What is expected:
Lay out every line of the records below as a JSON list of strings, one string per line, with blank lines omitted.

__________________________________________________

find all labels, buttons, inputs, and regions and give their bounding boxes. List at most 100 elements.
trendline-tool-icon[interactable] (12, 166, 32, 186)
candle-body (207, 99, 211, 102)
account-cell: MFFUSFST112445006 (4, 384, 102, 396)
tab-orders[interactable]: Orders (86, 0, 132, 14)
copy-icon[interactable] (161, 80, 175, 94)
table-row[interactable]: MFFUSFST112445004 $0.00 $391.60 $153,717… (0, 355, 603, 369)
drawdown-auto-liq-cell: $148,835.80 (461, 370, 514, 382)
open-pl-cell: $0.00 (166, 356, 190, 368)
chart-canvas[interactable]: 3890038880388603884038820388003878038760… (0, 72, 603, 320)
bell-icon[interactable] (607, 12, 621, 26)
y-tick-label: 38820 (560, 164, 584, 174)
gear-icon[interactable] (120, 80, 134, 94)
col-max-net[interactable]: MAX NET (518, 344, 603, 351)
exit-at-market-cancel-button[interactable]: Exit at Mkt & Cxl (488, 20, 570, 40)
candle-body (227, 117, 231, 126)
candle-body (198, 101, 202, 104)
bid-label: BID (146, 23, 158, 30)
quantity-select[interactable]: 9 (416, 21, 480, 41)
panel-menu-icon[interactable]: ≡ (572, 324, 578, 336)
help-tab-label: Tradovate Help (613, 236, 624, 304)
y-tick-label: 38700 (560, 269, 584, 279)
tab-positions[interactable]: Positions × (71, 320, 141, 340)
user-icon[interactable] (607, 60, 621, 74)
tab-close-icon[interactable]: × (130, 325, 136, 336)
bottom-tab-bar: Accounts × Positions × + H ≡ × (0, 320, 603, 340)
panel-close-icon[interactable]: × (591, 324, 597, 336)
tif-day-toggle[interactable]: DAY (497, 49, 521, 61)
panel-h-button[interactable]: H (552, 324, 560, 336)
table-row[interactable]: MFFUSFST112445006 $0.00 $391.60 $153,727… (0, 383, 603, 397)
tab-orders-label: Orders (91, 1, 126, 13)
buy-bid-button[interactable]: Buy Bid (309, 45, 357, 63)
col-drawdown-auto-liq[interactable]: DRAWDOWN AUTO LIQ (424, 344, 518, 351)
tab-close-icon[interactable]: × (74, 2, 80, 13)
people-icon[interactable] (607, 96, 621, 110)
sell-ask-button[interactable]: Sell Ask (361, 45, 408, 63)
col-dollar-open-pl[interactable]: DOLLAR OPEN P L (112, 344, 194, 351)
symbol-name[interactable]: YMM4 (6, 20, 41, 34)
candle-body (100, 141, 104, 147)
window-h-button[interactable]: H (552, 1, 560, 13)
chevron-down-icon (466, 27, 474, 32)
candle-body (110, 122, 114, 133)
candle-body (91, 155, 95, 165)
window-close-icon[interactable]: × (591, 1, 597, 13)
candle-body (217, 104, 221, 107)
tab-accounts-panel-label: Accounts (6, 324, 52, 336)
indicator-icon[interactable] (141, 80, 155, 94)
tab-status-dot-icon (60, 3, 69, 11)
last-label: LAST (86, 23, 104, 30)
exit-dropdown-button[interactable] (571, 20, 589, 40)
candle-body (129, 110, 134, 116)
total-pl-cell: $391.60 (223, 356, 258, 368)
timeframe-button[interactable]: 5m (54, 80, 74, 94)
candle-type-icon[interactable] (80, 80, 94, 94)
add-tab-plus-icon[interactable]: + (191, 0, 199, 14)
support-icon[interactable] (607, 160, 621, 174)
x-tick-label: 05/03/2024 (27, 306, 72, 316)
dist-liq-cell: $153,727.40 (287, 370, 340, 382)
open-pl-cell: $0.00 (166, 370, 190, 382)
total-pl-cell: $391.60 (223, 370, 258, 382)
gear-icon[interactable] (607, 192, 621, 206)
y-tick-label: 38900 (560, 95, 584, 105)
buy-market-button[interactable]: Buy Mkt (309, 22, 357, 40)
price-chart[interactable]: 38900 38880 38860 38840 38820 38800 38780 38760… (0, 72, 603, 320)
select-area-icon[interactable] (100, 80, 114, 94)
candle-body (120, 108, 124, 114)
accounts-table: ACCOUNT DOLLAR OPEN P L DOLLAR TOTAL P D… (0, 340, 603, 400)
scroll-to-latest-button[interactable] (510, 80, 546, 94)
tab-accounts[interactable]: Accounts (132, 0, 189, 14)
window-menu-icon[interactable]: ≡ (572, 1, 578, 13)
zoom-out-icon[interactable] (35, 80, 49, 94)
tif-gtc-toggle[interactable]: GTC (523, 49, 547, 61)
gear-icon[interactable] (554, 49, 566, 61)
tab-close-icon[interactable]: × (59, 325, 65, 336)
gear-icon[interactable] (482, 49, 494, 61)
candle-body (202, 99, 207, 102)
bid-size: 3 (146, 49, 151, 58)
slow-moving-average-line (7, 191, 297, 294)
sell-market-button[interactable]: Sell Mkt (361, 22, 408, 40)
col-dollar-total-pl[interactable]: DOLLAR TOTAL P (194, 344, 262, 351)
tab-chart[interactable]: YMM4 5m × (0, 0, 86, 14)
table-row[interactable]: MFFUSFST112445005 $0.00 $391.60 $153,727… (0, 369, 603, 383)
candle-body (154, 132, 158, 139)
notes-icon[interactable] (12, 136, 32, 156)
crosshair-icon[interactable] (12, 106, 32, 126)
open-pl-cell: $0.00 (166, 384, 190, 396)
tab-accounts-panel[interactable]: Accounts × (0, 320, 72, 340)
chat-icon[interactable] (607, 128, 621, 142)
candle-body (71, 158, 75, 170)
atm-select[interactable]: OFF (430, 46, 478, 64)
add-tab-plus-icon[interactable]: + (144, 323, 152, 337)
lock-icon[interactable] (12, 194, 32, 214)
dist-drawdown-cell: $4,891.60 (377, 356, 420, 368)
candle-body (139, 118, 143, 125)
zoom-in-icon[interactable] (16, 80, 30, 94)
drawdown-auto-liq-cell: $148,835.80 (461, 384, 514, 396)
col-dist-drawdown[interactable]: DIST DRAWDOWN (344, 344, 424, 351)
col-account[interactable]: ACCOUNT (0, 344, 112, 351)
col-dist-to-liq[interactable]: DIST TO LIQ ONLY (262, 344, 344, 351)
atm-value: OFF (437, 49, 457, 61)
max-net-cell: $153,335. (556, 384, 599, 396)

__________________________________________________

Exercise result:
[
  "find all labels, buttons, inputs, and regions and give their bounding boxes. List at most 100 elements.",
  "trendline-tool-icon[interactable] (12, 166, 32, 186)",
  "candle-body (207, 99, 211, 102)",
  "account-cell: MFFUSFST112445006 (4, 384, 102, 396)",
  "tab-orders[interactable]: Orders (86, 0, 132, 14)",
  "copy-icon[interactable] (161, 80, 175, 94)",
  "table-row[interactable]: MFFUSFST112445004 $0.00 $391.60 $153,717… (0, 355, 603, 369)",
  "drawdown-auto-liq-cell: $148,835.80 (461, 370, 514, 382)",
  "open-pl-cell: $0.00 (166, 356, 190, 368)",
  "chart-canvas[interactable]: 3890038880388603884038820388003878038760… (0, 72, 603, 320)",
  "bell-icon[interactable] (607, 12, 621, 26)",
  "y-tick-label: 38820 (560, 164, 584, 174)",
  "gear-icon[interactable] (120, 80, 134, 94)",
  "col-max-net[interactable]: MAX NET (518, 344, 603, 351)",
  "exit-at-market-cancel-button[interactable]: Exit at Mkt & Cxl (488, 20, 570, 40)",
  "candle-body (227, 117, 231, 126)",
  "candle-body (198, 101, 202, 104)",
  "bid-label: BID (146, 23, 158, 30)",
  "quantity-select[interactable]: 9 (416, 21, 480, 41)",
  "panel-menu-icon[interactable]: ≡ (572, 324, 578, 336)",
  "help-tab-label: Tradovate Help (613, 236, 624, 304)",
  "y-tick-label: 38700 (560, 269, 584, 279)",
  "tab-positions[interactable]: Positions × (71, 320, 141, 340)",
  "user-icon[interactable] (607, 60, 621, 74)",
  "tab-close-icon[interactable]: × (130, 325, 136, 336)",
  "bottom-tab-bar: Accounts × Positions × + H ≡ × (0, 320, 603, 340)",
  "panel-close-icon[interactable]: × (591, 324, 597, 336)",
  "tif-day-toggle[interactable]: DAY (497, 49, 521, 61)",
  "panel-h-button[interactable]: H (552, 324, 560, 336)",
  "table-row[interactable]: MFFUSFST112445006 $0.00 $391.60 $153,727… (0, 383, 603, 397)",
  "tab-orders-label: Orders (91, 1, 126, 13)",
  "buy-bid-button[interactable]: Buy Bid (309, 45, 357, 63)",
  "col-drawdown-auto-liq[interactable]: DRAWDOWN AUTO LIQ (424, 344, 518, 351)",
  "tab-close-icon[interactable]: × (74, 2, 80, 13)",
  "people-icon[interactable] (607, 96, 621, 110)",
  "sell-ask-button[interactable]: Sell Ask (361, 45, 408, 63)",
  "col-dollar-open-pl[interactable]: DOLLAR OPEN P L (112, 344, 194, 351)",
  "symbol-name[interactable]: YMM4 (6, 20, 41, 34)",
  "candle-body (100, 141, 104, 147)",
  "window-h-button[interactable]: H (552, 1, 560, 13)",
  "chevron-down-icon (466, 27, 474, 32)",
  "candle-body (110, 122, 114, 133)",
  "candle-body (91, 155, 95, 165)",
  "window-close-icon[interactable]: × (591, 1, 597, 13)",
  "candle-body (217, 104, 221, 107)",
  "tab-accounts-panel-label: Accounts (6, 324, 52, 336)",
  "indicator-icon[interactable] (141, 80, 155, 94)",
  "tab-status-dot-icon (60, 3, 69, 11)",
  "last-label: LAST (86, 23, 104, 30)",
  "exit-dropdown-button[interactable] (571, 20, 589, 40)",
  "candle-body (129, 110, 134, 116)",
  "total-pl-cell: $391.60 (223, 356, 258, 368)",
  "timeframe-button[interactable]: 5m (54, 80, 74, 94)",
  "candle-type-icon[interactable] (80, 80, 94, 94)",
  "add-tab-plus-icon[interactable]: + (191, 0, 199, 14)",
  "support-icon[interactable] (607, 160, 621, 174)",
  "x-tick-label: 05/03/2024 (27, 306, 72, 316)",
  "dist-liq-cell: $153,727.40 (287, 370, 340, 382)",
  "open-pl-cell: $0.00 (166, 370, 190, 382)",
  "total-pl-cell: $391.60 (223, 370, 258, 382)",
  "gear-icon[interactable] (607, 192, 621, 206)",
  "y-tick-label: 38900 (560, 95, 584, 105)",
  "buy-market-button[interactable]: Buy Mkt (309, 22, 357, 40)",
  "price-chart[interactable]: 38900 38880 38860 38840 38820 38800 38780 38760… (0, 72, 603, 320)",
  "select-area-icon[interactable] (100, 80, 114, 94)",
  "candle-body (120, 108, 124, 114)",
  "accounts-table: ACCOUNT DOLLAR OPEN P L DOLLAR TOTAL P D… (0, 340, 603, 400)",
  "scroll-to-latest-button[interactable] (510, 80, 546, 94)",
  "tab-accounts[interactable]: Accounts (132, 0, 189, 14)",
  "window-menu-icon[interactable]: ≡ (572, 1, 578, 13)",
  "zoom-out-icon[interactable] (35, 80, 49, 94)",
  "tif-gtc-toggle[interactable]: GTC (523, 49, 547, 61)",
  "gear-icon[interactable] (554, 49, 566, 61)",
  "tab-close-icon[interactable]: × (59, 325, 65, 336)",
  "gear-icon[interactable] (482, 49, 494, 61)",
  "candle-body (202, 99, 207, 102)",
  "bid-size: 3 (146, 49, 151, 58)",
  "slow-moving-average-line (7, 191, 297, 294)",
  "sell-market-button[interactable]: Sell Mkt (361, 22, 408, 40)",
  "col-dollar-total-pl[interactable]: DOLLAR TOTAL P (194, 344, 262, 351)",
  "tab-chart[interactable]: YMM4 5m × (0, 0, 86, 14)",
  "table-row[interactable]: MFFUSFST112445005 $0.00 $391.60 $153,727… (0, 369, 603, 383)",
  "candle-body (154, 132, 158, 139)",
  "notes-icon[interactable] (12, 136, 32, 156)",
  "crosshair-icon[interactable] (12, 106, 32, 126)",
  "open-pl-cell: $0.00 (166, 384, 190, 396)",
  "tab-accounts-panel[interactable]: Accounts × (0, 320, 72, 340)",
  "chat-icon[interactable] (607, 128, 621, 142)",
  "candle-body (71, 158, 75, 170)",
  "atm-select[interactable]: OFF (430, 46, 478, 64)",
  "add-tab-plus-icon[interactable]: + (144, 323, 152, 337)",
  "lock-icon[interactable] (12, 194, 32, 214)",
  "dist-drawdown-cell: $4,891.60 (377, 356, 420, 368)",
  "candle-body (139, 118, 143, 125)",
  "zoom-in-icon[interactable] (16, 80, 30, 94)",
  "drawdown-auto-liq-cell: $148,835.80 (461, 384, 514, 396)",
  "col-dist-drawdown[interactable]: DIST DRAWDOWN (344, 344, 424, 351)",
  "col-account[interactable]: ACCOUNT (0, 344, 112, 351)",
  "col-dist-to-liq[interactable]: DIST TO LIQ ONLY (262, 344, 344, 351)",
  "atm-value: OFF (437, 49, 457, 61)",
  "max-net-cell: $153,335. (556, 384, 599, 396)"
]